Task directions
Check each line of the entries below for the string "Energy"; copy every line where it appears.

Data extract

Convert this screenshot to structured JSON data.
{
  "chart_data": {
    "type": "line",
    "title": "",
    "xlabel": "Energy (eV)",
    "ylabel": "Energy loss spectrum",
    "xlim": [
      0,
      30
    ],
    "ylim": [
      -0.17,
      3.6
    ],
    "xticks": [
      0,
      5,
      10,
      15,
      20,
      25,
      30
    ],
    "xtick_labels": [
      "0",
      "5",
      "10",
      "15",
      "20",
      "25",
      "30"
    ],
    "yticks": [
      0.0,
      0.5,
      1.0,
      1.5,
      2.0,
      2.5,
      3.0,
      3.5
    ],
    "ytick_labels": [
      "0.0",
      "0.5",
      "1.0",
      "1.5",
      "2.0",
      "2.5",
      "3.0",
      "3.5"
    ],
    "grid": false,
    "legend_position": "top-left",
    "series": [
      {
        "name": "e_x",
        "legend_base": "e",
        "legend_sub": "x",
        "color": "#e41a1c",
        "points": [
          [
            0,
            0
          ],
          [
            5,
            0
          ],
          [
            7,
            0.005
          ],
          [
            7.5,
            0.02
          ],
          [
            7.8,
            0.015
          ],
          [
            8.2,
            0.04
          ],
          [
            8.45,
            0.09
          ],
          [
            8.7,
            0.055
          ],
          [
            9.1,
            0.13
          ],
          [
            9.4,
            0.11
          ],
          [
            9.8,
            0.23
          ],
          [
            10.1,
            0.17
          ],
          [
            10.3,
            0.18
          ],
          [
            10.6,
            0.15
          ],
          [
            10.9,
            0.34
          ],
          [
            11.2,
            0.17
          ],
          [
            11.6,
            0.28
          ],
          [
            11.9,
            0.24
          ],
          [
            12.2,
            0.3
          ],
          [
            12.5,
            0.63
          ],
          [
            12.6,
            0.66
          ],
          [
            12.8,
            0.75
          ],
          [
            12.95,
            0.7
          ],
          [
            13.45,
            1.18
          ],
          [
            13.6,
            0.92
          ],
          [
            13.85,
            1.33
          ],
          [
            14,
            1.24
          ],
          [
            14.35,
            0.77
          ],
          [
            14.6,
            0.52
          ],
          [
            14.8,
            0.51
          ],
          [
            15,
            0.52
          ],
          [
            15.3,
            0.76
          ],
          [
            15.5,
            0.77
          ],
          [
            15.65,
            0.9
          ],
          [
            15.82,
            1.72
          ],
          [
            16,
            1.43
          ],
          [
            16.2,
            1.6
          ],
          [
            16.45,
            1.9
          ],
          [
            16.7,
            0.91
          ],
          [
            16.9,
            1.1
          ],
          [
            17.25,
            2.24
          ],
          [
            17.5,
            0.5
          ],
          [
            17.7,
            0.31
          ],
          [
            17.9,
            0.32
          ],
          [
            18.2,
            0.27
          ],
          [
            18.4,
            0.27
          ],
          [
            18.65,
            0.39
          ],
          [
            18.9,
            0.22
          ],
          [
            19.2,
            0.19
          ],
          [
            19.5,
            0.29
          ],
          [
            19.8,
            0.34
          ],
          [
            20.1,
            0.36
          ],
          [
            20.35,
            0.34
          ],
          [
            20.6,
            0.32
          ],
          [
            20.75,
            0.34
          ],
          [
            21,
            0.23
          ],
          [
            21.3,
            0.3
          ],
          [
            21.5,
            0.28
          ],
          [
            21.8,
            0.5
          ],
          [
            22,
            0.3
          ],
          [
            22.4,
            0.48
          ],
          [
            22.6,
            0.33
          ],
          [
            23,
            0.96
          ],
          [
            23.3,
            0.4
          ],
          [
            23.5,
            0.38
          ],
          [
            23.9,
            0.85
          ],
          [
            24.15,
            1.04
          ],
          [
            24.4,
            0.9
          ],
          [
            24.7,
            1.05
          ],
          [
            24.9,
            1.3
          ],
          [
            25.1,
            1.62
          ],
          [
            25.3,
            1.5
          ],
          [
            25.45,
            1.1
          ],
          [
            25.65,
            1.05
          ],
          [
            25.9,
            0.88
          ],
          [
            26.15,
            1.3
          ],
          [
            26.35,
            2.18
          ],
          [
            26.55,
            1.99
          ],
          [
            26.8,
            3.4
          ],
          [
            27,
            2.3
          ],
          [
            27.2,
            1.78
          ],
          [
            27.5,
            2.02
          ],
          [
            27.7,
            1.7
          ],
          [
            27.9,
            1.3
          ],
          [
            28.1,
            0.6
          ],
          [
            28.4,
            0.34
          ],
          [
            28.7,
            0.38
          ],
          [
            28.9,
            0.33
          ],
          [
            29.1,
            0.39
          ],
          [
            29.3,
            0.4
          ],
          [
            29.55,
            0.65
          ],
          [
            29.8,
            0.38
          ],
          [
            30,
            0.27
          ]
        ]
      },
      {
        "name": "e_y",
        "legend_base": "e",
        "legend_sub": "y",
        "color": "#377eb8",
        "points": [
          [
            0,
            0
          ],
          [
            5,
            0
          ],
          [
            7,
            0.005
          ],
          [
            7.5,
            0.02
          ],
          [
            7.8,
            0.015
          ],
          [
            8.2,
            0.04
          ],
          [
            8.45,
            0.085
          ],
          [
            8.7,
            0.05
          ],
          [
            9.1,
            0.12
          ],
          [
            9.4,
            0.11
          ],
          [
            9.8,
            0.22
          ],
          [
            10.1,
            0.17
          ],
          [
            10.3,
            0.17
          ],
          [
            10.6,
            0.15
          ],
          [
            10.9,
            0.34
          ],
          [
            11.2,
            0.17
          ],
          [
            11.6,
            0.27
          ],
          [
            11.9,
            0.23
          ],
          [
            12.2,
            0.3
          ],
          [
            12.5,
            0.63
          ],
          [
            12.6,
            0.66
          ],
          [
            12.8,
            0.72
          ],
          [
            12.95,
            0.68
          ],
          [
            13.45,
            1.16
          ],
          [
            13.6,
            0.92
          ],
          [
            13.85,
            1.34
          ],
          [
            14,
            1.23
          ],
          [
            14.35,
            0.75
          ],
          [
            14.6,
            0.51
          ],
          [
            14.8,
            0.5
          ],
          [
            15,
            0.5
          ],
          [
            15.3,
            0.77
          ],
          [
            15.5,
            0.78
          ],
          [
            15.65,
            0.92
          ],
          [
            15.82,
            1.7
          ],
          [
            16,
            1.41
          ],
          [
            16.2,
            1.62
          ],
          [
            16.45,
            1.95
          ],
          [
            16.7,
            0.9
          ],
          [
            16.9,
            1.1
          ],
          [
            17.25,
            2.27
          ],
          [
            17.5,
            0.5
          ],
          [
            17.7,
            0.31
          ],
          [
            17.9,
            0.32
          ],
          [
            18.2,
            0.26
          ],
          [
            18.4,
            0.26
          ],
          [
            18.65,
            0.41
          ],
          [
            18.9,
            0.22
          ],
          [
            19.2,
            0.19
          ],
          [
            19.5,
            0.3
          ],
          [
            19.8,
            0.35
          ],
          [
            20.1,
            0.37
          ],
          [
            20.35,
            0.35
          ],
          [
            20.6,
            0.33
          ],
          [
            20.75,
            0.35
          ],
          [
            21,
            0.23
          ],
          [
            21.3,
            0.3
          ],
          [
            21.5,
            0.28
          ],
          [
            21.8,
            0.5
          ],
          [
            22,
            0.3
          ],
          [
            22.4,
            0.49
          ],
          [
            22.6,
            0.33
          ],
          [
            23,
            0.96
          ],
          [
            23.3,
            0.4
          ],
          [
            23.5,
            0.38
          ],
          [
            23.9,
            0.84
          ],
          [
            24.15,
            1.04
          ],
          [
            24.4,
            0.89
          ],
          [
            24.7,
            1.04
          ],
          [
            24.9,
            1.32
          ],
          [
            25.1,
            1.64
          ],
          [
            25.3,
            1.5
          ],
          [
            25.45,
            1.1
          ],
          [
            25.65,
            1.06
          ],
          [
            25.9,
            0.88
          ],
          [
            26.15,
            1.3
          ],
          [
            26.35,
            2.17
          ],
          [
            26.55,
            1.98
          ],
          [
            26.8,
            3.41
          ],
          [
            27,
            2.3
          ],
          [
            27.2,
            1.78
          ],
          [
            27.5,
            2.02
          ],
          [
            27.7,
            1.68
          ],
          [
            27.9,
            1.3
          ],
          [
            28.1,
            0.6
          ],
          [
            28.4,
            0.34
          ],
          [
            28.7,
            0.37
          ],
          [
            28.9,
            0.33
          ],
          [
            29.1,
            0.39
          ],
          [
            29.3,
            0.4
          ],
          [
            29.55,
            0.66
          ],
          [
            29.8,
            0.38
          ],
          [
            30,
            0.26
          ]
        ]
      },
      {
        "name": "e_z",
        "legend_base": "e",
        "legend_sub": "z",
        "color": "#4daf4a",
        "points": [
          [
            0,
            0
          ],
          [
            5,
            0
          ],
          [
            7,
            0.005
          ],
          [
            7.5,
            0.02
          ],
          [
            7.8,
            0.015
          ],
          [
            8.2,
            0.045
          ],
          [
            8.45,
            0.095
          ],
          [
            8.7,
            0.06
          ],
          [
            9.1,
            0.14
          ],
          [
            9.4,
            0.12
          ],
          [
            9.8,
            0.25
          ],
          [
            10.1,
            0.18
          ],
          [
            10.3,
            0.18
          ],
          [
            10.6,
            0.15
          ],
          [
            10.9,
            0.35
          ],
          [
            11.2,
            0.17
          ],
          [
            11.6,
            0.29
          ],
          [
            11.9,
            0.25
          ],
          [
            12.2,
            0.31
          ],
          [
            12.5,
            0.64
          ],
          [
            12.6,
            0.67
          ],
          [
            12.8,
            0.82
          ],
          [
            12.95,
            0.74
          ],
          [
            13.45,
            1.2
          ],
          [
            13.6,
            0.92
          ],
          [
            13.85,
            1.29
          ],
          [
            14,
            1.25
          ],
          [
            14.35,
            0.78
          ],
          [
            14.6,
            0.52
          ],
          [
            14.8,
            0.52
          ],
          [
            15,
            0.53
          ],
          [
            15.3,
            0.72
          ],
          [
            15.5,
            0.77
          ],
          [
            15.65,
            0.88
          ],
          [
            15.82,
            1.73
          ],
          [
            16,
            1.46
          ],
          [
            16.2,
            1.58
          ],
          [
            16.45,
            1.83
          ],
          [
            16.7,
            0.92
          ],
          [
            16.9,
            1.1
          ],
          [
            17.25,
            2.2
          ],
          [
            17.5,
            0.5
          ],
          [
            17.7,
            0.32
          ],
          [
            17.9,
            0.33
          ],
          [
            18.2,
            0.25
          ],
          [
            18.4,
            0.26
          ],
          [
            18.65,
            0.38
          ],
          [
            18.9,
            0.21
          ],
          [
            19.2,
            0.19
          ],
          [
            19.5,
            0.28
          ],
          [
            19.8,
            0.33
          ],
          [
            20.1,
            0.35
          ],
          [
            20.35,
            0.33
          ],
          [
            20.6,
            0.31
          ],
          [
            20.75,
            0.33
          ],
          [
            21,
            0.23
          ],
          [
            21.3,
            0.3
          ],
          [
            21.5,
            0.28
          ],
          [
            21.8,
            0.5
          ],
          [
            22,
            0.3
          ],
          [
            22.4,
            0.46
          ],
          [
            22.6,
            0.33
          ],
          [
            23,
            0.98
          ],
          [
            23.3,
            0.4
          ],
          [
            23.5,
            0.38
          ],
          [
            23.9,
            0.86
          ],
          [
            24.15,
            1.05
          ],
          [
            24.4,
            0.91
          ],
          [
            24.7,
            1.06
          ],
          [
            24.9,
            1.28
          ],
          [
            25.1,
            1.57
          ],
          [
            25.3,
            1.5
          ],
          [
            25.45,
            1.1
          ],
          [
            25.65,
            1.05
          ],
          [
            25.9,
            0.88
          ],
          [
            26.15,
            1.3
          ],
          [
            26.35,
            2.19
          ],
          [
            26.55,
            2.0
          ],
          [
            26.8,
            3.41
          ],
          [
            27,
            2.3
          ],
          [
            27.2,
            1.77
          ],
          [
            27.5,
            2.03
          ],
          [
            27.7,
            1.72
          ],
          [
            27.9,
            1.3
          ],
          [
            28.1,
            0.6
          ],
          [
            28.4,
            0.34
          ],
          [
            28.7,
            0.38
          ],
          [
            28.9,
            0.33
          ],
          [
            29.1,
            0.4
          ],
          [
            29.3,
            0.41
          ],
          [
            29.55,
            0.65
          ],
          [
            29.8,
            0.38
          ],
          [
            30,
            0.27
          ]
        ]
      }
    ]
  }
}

Final result
    "xlabel": "Energy (eV)",
    "ylabel": "Energy loss spectrum",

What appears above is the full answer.